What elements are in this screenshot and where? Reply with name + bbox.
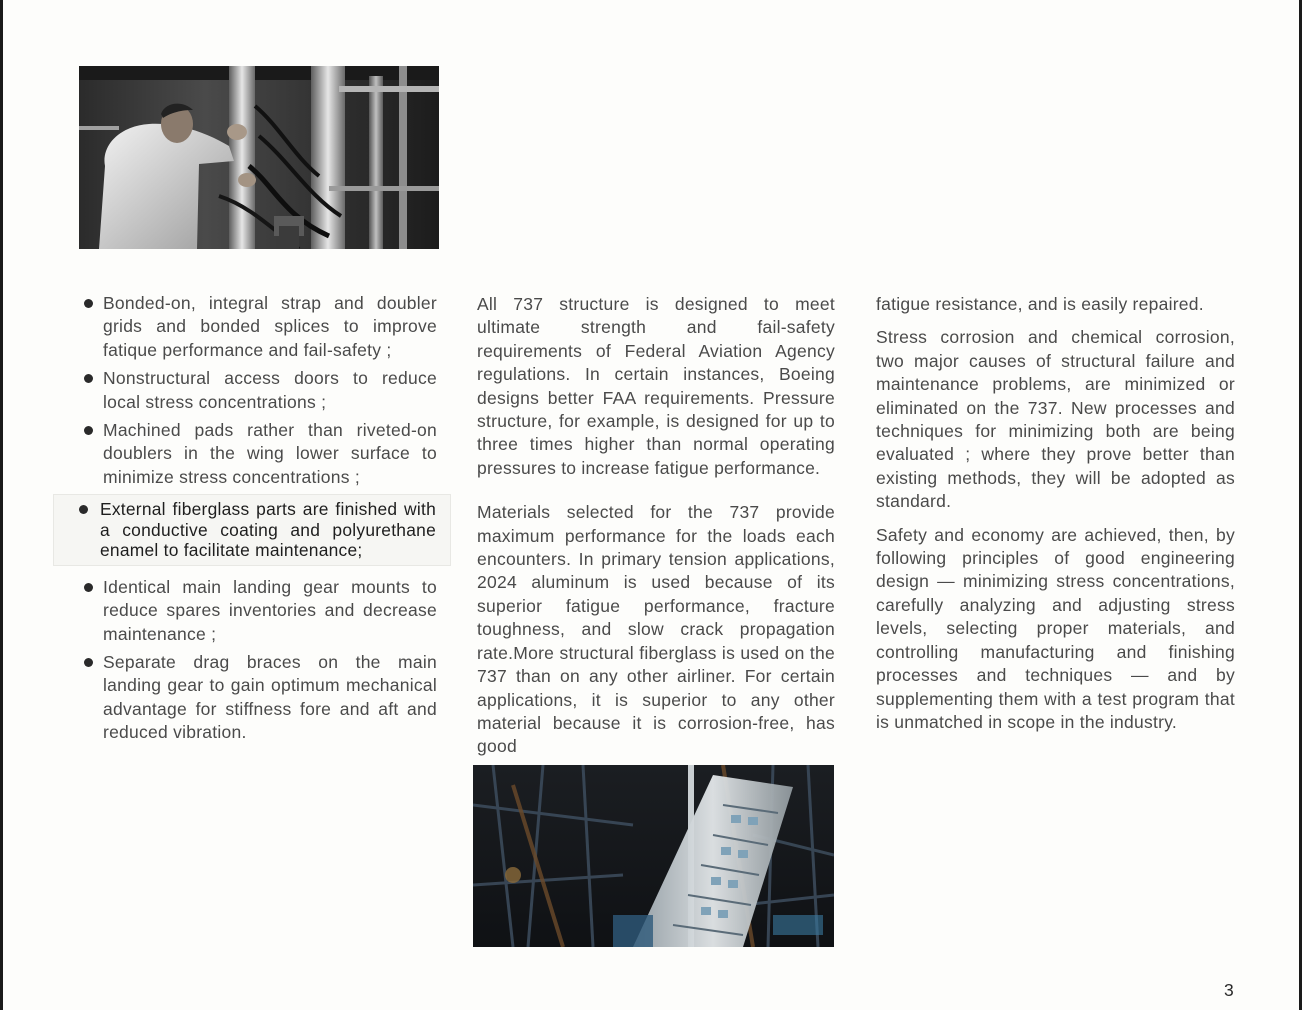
bullet-dot-icon [79, 505, 88, 514]
list-item [81, 419, 437, 489]
scan-edge-left [0, 0, 3, 1010]
list-item-pasted-correction [53, 494, 451, 566]
column-middle [477, 293, 835, 759]
bullet-text: Bonded-on, integral strap and doubler grids and bonded splices to improve fatique performance and fail-safety ; [103, 293, 437, 360]
list-item [81, 292, 437, 362]
paragraph-materials: Materials selected for the 737 provide maximum performance for the loads each encounters. In primary tension applications, 2024 aluminum is used because of its superior fatigue performance, fracture toughness, and slow crack propagation rate.More structural fiberglass is used on the 737 than on any other airliner. For certain applications, it is superior to any other material because it is corrosion-free, has good [477, 502, 835, 757]
bullet-dot-icon [84, 374, 93, 383]
photo-technician-test-rig [79, 66, 439, 249]
paragraph-corrosion: Stress corrosion and chemical corrosion, two major causes of structural failure and maintenance problems, are minimized or eliminated on the 737. New processes and techniques for minimizing both are being evaluated ; where they prove better than existing methods, they will be adopted as standard. [876, 327, 1235, 512]
bullet-text: Separate drag braces on the main landing gear to gain optimum mechanical advantage for stiffness fore and aft and reduced vibration. [103, 651, 437, 743]
page-number: 3 [1224, 980, 1234, 1000]
bullet-text: Machined pads rather than riveted-on doublers in the wing lower surface to minimize stress concentrations ; [103, 420, 437, 487]
bullet-text: Nonstructural access doors to reduce local stress concentrations ; [103, 368, 437, 412]
list-item [81, 576, 437, 646]
paragraph-safety-economy: Safety and economy are achieved, then, by following principles of good engineering design — minimizing stress concentrations, carefully analyzing and adjusting stress levels, selecting proper materials, and controlling manufacturing and finishing processes and techniques — and by supplementing them with a test program that is unmatched in scope in the industry. [876, 524, 1235, 732]
list-item [81, 651, 437, 745]
paragraph-continuation: fatigue resistance, and is easily repaired. [876, 294, 1204, 314]
bullet-dot-icon [84, 299, 93, 308]
bullet-dot-icon [84, 583, 93, 592]
feature-bullet-list [81, 292, 437, 745]
column-bullets [81, 292, 437, 750]
column-right [876, 293, 1235, 744]
bullet-text: External fiberglass parts are finished with a conductive coating and polyurethane enamel to facilitate maintenance; [100, 499, 436, 561]
list-item [81, 367, 437, 414]
paragraph-structure-design: All 737 structure is designed to meet ultimate strength and fail-safety requirements of Federal Aviation Agency regulations. In certain instances, Boeing designs better FAA requirements. Pressure structure, for example, is designed for up to three times higher than normal operating pressures to increase fatigue performance. [477, 294, 835, 478]
bullet-dot-icon [84, 658, 93, 667]
photo-fuselage-test-fixture [473, 765, 834, 947]
bullet-text: Identical main landing gear mounts to reduce spares inventories and decrease maintenance ; [103, 576, 437, 644]
bullet-dot-icon [84, 426, 93, 435]
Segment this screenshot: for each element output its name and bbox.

### Written request:
Present every line of the records above as a numbered list, skipping blank lines and omitting the pictures.

### Task result:
1. What elements are in this screenshot and where? Reply with name + bbox.
2. bullet-dot-icon [79, 505, 88, 514]
3. list-item [81, 419, 437, 489]
4. scan-edge-left [0, 0, 3, 1010]
5. list-item-pasted-correction [53, 494, 451, 566]
6. column-middle [477, 293, 835, 759]
7. bullet-text: Bonded-on, integral strap and doubler grids and bonded splices to improve fatique performance and fail-safety ; [103, 293, 437, 360]
8. list-item [81, 292, 437, 362]
9. paragraph-materials: Materials selected for the 737 provide maximum performance for the loads each encounters. In primary tension applications, 2024 aluminum is used because of its superior fatigue performance, fracture toughness, and slow crack propagation rate.More structural fiberglass is used on the 737 than on any other airliner. For certain applications, it is superior to any other material because it is corrosion-free, has good [477, 502, 835, 757]
10. bullet-dot-icon [84, 374, 93, 383]
11. photo-technician-test-rig [79, 66, 439, 249]
12. paragraph-corrosion: Stress corrosion and chemical corrosion, two major causes of structural failure and maintenance problems, are minimized or eliminated on the 737. New processes and techniques for minimizing both are being evaluated ; where they prove better than existing methods, they will be adopted as standard. [876, 327, 1235, 512]
13. bullet-text: Separate drag braces on the main landing gear to gain optimum mechanical advantage for stiffness fore and aft and reduced vibration. [103, 651, 437, 743]
14. page-number: 3 [1224, 980, 1234, 1000]
15. bullet-text: Machined pads rather than riveted-on doublers in the wing lower surface to minimize stress concentrations ; [103, 420, 437, 487]
16. bullet-text: Nonstructural access doors to reduce local stress concentrations ; [103, 368, 437, 412]
17. list-item [81, 576, 437, 646]
18. paragraph-safety-economy: Safety and economy are achieved, then, by following principles of good engineering design — minimizing stress concentrations, carefully analyzing and adjusting stress levels, selecting proper materials, and controlling manufacturing and finishing processes and techniques — and by supplementing them with a test program that is unmatched in scope in the industry. [876, 524, 1235, 732]
19. list-item [81, 651, 437, 745]
20. paragraph-continuation: fatigue resistance, and is easily repaired. [876, 294, 1204, 314]
21. bullet-dot-icon [84, 299, 93, 308]
22. bullet-dot-icon [84, 583, 93, 592]
23. feature-bullet-list [81, 292, 437, 745]
24. column-bullets [81, 292, 437, 750]
25. column-right [876, 293, 1235, 744]
26. bullet-text: External fiberglass parts are finished with a conductive coating and polyurethane enamel to facilitate maintenance; [100, 499, 436, 561]
27. list-item [81, 367, 437, 414]
28. paragraph-structure-design: All 737 structure is designed to meet ultimate strength and fail-safety requirements of Federal Aviation Agency regulations. In certain instances, Boeing designs better FAA requirements. Pressure structure, for example, is designed for up to three times higher than normal operating pressures to increase fatigue performance. [477, 294, 835, 478]
29. bullet-dot-icon [84, 658, 93, 667]
30. photo-fuselage-test-fixture [473, 765, 834, 947]
31. bullet-text: Identical main landing gear mounts to reduce spares inventories and decrease maintenance ; [103, 576, 437, 644]
32. bullet-dot-icon [84, 426, 93, 435]
33. Segment this screenshot: for each element output its name and bbox.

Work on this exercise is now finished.